▸ WHAT IS ASKED: Without pictures, repeat exactly the lines from the one containing "Serialize everything readable" through the end of the entries.

▸ GIVEN RECORDS:

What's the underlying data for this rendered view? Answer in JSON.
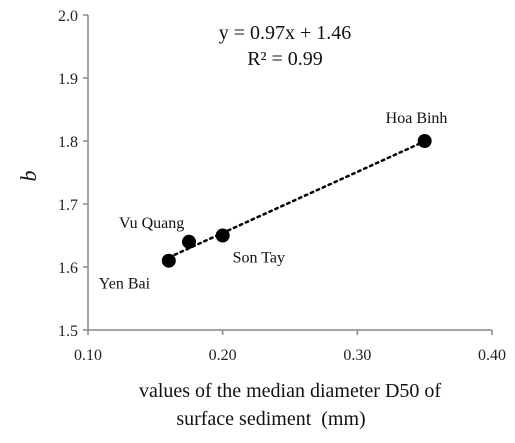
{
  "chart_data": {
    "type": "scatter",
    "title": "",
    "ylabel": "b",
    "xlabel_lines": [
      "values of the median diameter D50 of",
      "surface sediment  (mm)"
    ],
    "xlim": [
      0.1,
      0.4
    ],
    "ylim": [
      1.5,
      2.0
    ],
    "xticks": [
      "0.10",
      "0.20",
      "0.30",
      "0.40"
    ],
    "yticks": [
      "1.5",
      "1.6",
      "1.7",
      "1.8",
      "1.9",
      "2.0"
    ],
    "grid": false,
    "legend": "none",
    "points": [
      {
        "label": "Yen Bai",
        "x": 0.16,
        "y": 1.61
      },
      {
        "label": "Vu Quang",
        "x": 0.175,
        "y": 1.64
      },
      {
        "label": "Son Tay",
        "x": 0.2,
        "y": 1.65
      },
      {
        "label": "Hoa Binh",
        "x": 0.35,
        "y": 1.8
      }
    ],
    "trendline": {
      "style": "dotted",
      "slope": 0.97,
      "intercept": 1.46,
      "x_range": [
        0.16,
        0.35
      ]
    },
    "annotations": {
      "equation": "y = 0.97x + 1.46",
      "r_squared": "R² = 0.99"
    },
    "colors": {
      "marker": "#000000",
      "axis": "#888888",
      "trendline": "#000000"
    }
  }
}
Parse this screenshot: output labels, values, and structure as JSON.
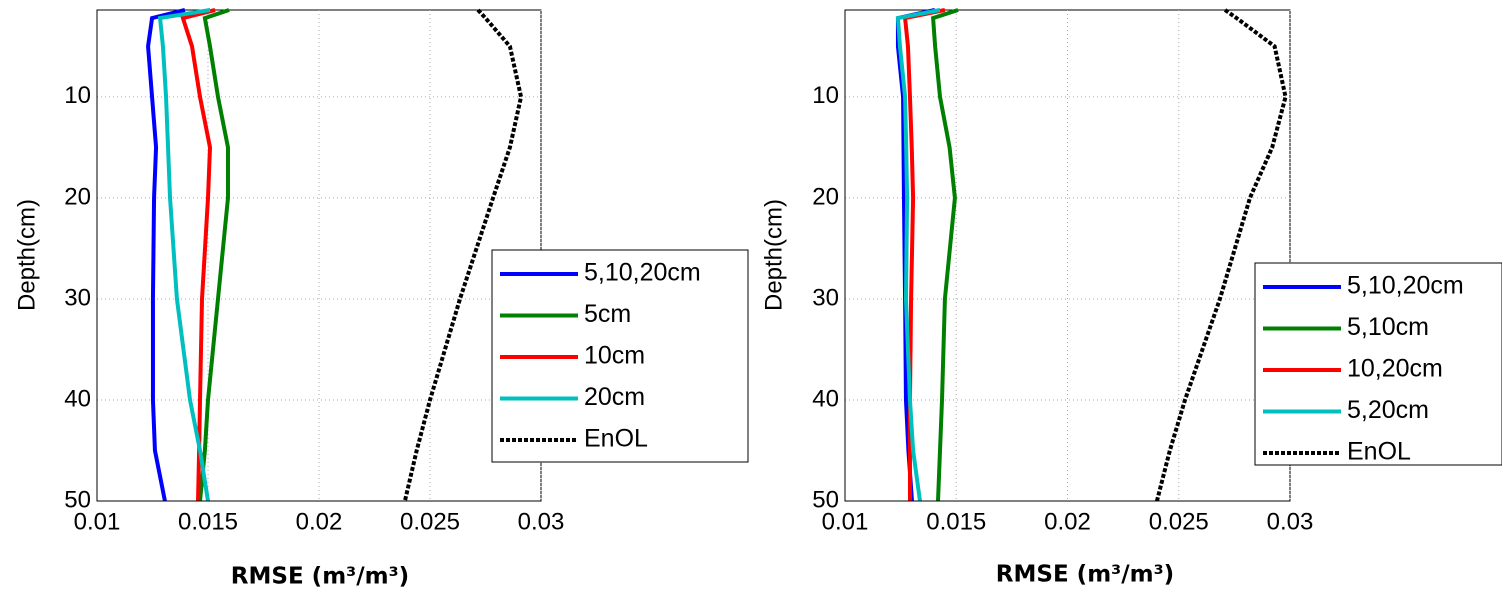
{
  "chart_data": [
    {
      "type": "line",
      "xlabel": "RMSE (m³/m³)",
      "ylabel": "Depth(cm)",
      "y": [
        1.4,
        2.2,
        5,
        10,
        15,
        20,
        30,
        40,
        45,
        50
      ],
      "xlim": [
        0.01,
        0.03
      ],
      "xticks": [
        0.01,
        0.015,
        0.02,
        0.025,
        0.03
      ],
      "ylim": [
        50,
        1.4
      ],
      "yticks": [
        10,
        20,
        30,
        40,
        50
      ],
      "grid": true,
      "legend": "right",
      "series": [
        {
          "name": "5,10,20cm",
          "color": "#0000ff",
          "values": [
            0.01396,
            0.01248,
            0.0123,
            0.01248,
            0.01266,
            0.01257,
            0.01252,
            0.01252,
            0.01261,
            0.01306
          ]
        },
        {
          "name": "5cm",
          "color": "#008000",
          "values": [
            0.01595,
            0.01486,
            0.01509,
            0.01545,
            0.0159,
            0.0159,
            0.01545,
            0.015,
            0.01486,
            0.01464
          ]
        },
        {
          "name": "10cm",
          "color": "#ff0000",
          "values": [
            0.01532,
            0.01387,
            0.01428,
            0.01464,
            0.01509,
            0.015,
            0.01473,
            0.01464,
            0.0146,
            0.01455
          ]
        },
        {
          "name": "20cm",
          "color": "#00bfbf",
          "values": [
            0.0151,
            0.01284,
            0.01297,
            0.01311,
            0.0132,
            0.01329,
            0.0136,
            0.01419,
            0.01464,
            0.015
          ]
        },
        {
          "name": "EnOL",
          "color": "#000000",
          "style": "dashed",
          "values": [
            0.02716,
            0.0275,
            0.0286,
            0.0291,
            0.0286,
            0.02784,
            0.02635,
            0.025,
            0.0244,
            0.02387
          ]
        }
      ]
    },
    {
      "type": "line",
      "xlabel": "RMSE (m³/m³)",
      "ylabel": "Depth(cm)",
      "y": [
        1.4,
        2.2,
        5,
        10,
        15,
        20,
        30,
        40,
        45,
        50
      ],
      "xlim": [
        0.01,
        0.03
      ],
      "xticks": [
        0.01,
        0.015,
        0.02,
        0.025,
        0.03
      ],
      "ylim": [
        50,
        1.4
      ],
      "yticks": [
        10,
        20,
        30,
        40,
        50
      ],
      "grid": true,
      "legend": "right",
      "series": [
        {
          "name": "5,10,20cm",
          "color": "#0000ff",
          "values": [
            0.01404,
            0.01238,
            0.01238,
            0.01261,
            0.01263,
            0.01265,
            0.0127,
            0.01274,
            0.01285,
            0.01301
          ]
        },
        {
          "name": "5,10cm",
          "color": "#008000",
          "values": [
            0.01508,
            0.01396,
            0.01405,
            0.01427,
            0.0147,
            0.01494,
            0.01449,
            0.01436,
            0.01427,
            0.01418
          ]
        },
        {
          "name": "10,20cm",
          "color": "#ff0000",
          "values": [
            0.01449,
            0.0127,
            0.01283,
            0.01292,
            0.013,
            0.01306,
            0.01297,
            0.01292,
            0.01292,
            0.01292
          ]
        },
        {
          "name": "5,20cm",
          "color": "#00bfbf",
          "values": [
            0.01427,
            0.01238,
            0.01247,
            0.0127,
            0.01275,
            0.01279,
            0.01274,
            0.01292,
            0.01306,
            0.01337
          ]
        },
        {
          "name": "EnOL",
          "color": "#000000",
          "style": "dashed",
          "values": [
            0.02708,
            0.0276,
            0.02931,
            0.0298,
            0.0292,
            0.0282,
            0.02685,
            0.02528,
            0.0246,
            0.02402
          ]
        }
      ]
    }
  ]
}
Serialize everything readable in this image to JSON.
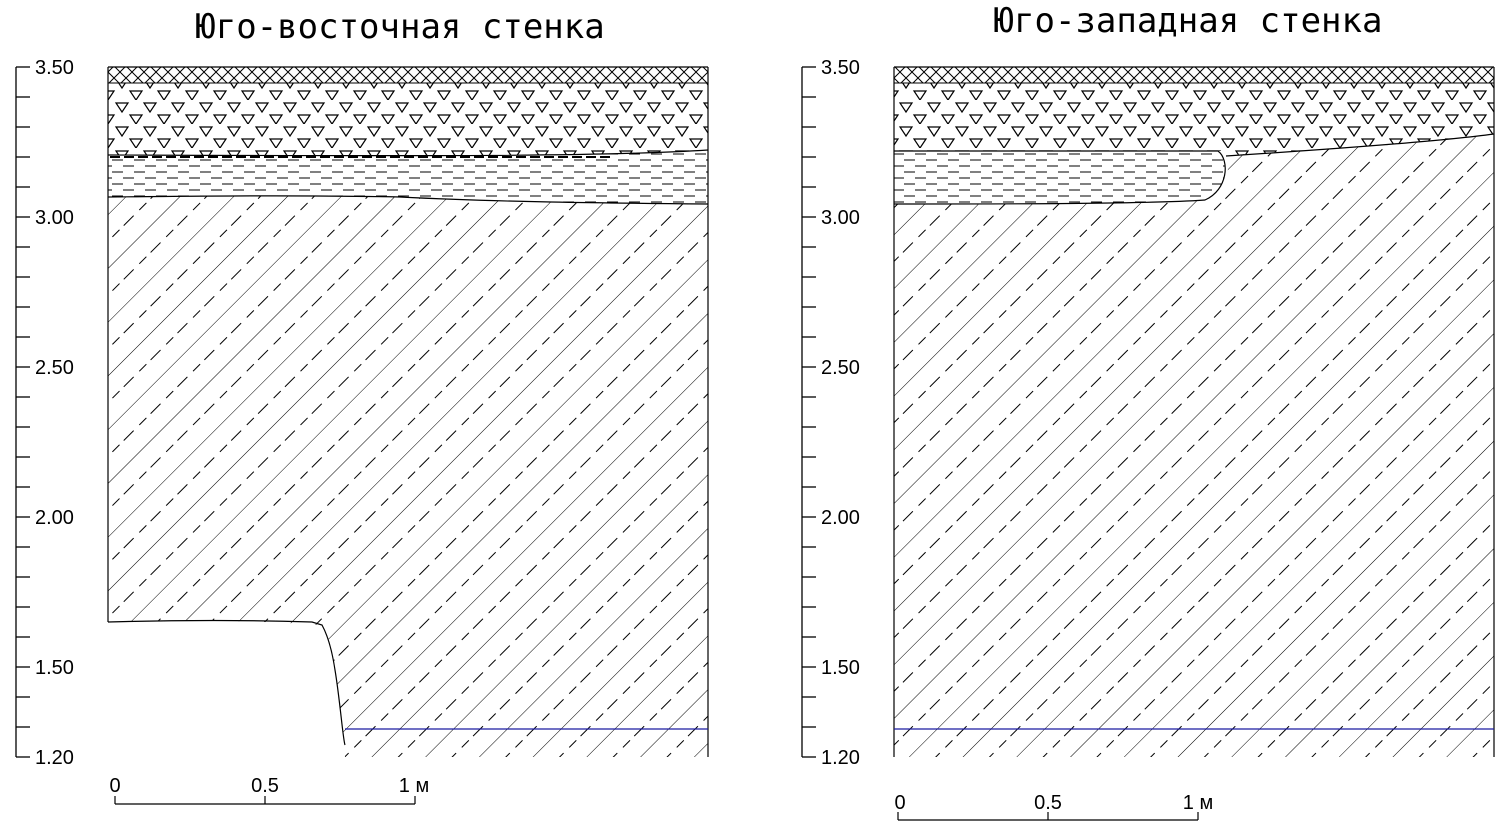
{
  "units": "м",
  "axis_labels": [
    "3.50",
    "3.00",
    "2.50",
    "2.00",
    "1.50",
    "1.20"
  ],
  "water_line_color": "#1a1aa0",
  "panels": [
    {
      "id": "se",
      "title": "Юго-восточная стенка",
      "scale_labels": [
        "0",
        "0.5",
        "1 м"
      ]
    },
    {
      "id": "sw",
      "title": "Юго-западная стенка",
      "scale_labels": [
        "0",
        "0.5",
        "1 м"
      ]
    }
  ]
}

▸ RESPONSE BELOW:
Serialize everything readable in this image to JSON.
{
  "units": "м",
  "axis_labels": [
    "3.50",
    "3.00",
    "2.50",
    "2.00",
    "1.50",
    "1.20"
  ],
  "water_line_color": "#1a1aa0",
  "panels": [
    {
      "id": "se",
      "title": "Юго-восточная стенка",
      "scale_labels": [
        "0",
        "0.5",
        "1 м"
      ]
    },
    {
      "id": "sw",
      "title": "Юго-западная стенка",
      "scale_labels": [
        "0",
        "0.5",
        "1 м"
      ]
    }
  ]
}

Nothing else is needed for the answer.